=== Objective ===
Output the material word for word. Leave each picture out.

=== Dataset ===
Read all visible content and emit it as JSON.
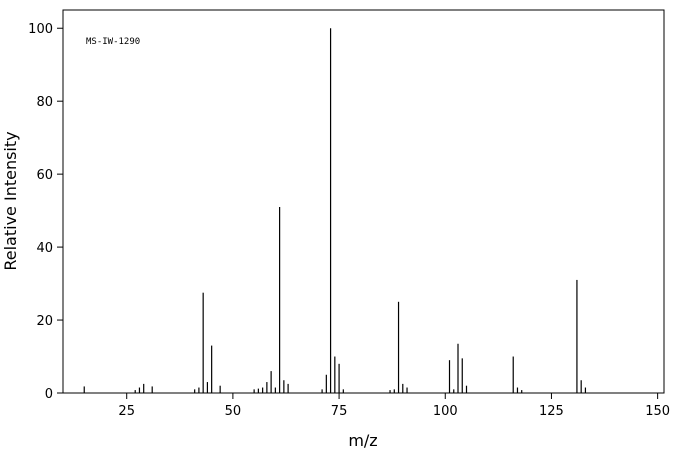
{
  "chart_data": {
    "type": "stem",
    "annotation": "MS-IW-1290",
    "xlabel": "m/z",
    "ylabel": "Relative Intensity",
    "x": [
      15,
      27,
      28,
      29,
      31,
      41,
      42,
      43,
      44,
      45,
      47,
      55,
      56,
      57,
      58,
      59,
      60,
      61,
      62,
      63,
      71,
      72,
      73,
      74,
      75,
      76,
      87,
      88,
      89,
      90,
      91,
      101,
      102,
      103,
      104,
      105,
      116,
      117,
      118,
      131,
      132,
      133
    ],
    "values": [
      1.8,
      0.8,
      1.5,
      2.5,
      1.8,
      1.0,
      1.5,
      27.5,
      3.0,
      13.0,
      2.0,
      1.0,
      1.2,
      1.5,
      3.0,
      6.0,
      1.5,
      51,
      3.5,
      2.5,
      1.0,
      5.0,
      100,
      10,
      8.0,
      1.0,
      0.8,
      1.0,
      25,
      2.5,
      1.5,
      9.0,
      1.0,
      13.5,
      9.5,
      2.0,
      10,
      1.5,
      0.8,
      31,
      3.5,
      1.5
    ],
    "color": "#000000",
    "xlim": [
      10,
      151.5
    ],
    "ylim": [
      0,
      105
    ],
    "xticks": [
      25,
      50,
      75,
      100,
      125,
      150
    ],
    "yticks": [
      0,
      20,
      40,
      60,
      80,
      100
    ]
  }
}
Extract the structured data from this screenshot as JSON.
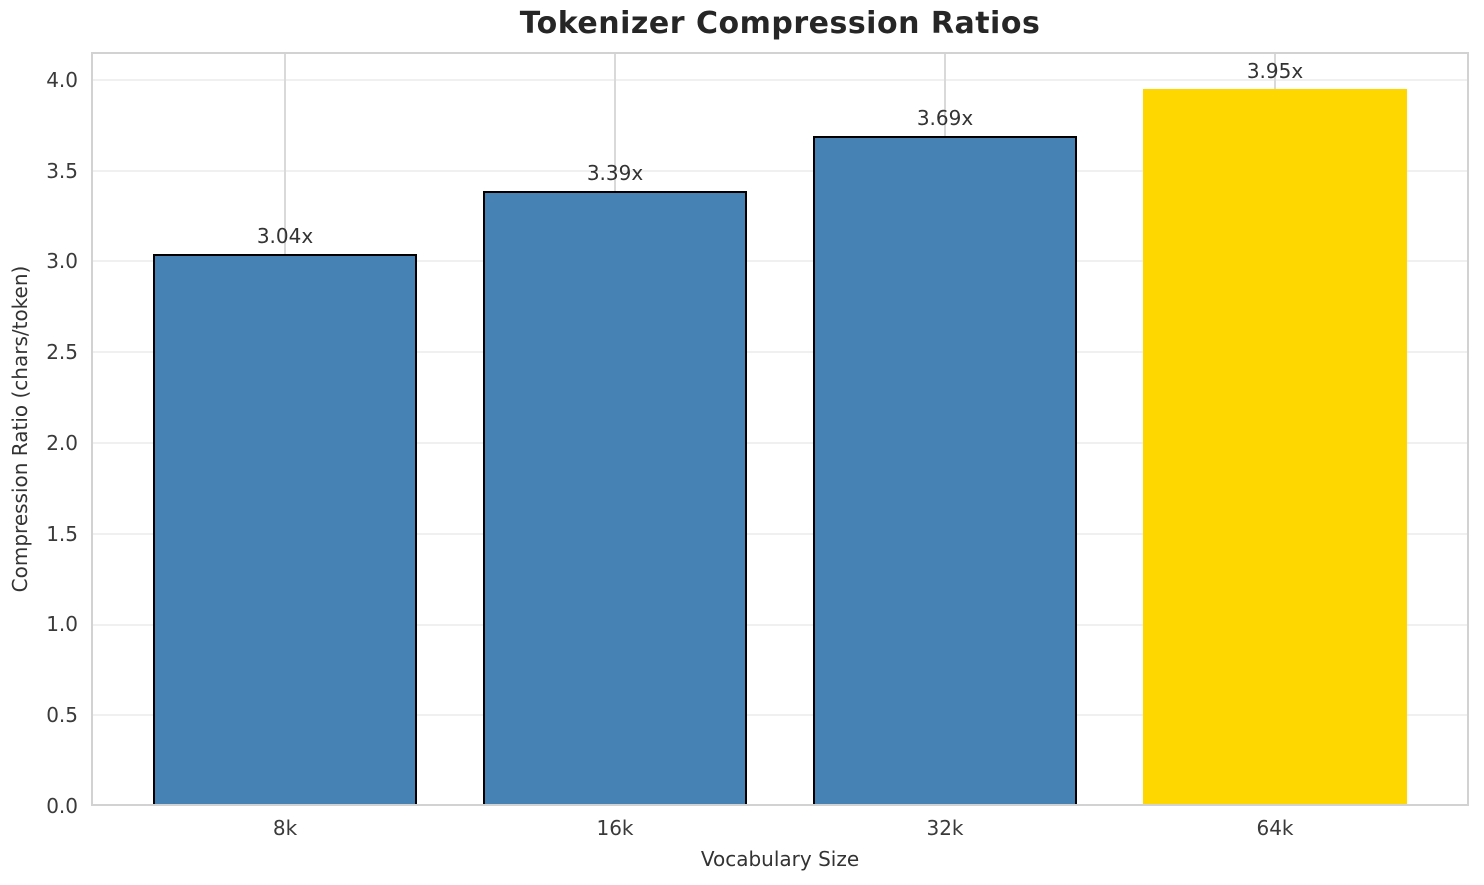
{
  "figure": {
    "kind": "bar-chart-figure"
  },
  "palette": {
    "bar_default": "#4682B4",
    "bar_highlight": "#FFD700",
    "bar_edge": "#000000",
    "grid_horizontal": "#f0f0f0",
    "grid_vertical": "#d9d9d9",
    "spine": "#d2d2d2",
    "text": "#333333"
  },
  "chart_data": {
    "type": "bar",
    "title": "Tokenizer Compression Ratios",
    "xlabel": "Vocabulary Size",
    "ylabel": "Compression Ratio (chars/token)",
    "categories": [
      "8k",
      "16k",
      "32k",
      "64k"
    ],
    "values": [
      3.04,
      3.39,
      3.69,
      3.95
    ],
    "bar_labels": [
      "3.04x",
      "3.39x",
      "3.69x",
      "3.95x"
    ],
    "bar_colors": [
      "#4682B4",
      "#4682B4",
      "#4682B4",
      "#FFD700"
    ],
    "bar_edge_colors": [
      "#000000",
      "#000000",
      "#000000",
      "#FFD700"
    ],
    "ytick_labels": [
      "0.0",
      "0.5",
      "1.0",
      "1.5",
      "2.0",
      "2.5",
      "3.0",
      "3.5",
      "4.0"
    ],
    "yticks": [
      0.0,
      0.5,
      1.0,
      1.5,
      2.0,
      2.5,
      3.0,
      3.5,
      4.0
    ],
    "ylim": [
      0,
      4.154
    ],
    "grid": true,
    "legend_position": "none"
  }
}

=== Right answer ===
Read all visible content and emit it as JSON.
{
  "chart_data": {
    "type": "stem",
    "annotation": "MS-IW-1290",
    "xlabel": "m/z",
    "ylabel": "Relative Intensity",
    "x": [
      15,
      27,
      28,
      29,
      31,
      41,
      42,
      43,
      44,
      45,
      47,
      55,
      56,
      57,
      58,
      59,
      60,
      61,
      62,
      63,
      71,
      72,
      73,
      74,
      75,
      76,
      87,
      88,
      89,
      90,
      91,
      101,
      102,
      103,
      104,
      105,
      116,
      117,
      118,
      131,
      132,
      133
    ],
    "values": [
      1.8,
      0.8,
      1.5,
      2.5,
      1.8,
      1.0,
      1.5,
      27.5,
      3.0,
      13.0,
      2.0,
      1.0,
      1.2,
      1.5,
      3.0,
      6.0,
      1.5,
      51,
      3.5,
      2.5,
      1.0,
      5.0,
      100,
      10,
      8.0,
      1.0,
      0.8,
      1.0,
      25,
      2.5,
      1.5,
      9.0,
      1.0,
      13.5,
      9.5,
      2.0,
      10,
      1.5,
      0.8,
      31,
      3.5,
      1.5
    ],
    "color": "#000000",
    "xlim": [
      10,
      151.5
    ],
    "ylim": [
      0,
      105
    ],
    "xticks": [
      25,
      50,
      75,
      100,
      125,
      150
    ],
    "yticks": [
      0,
      20,
      40,
      60,
      80,
      100
    ]
  }
}
Extract the structured data from this screenshot as JSON.
{
  "figure": {
    "kind": "bar-chart-figure"
  },
  "palette": {
    "bar_default": "#4682B4",
    "bar_highlight": "#FFD700",
    "bar_edge": "#000000",
    "grid_horizontal": "#f0f0f0",
    "grid_vertical": "#d9d9d9",
    "spine": "#d2d2d2",
    "text": "#333333"
  },
  "chart_data": {
    "type": "bar",
    "title": "Tokenizer Compression Ratios",
    "xlabel": "Vocabulary Size",
    "ylabel": "Compression Ratio (chars/token)",
    "categories": [
      "8k",
      "16k",
      "32k",
      "64k"
    ],
    "values": [
      3.04,
      3.39,
      3.69,
      3.95
    ],
    "bar_labels": [
      "3.04x",
      "3.39x",
      "3.69x",
      "3.95x"
    ],
    "bar_colors": [
      "#4682B4",
      "#4682B4",
      "#4682B4",
      "#FFD700"
    ],
    "bar_edge_colors": [
      "#000000",
      "#000000",
      "#000000",
      "#FFD700"
    ],
    "ytick_labels": [
      "0.0",
      "0.5",
      "1.0",
      "1.5",
      "2.0",
      "2.5",
      "3.0",
      "3.5",
      "4.0"
    ],
    "yticks": [
      0.0,
      0.5,
      1.0,
      1.5,
      2.0,
      2.5,
      3.0,
      3.5,
      4.0
    ],
    "ylim": [
      0,
      4.154
    ],
    "grid": true,
    "legend_position": "none"
  }
}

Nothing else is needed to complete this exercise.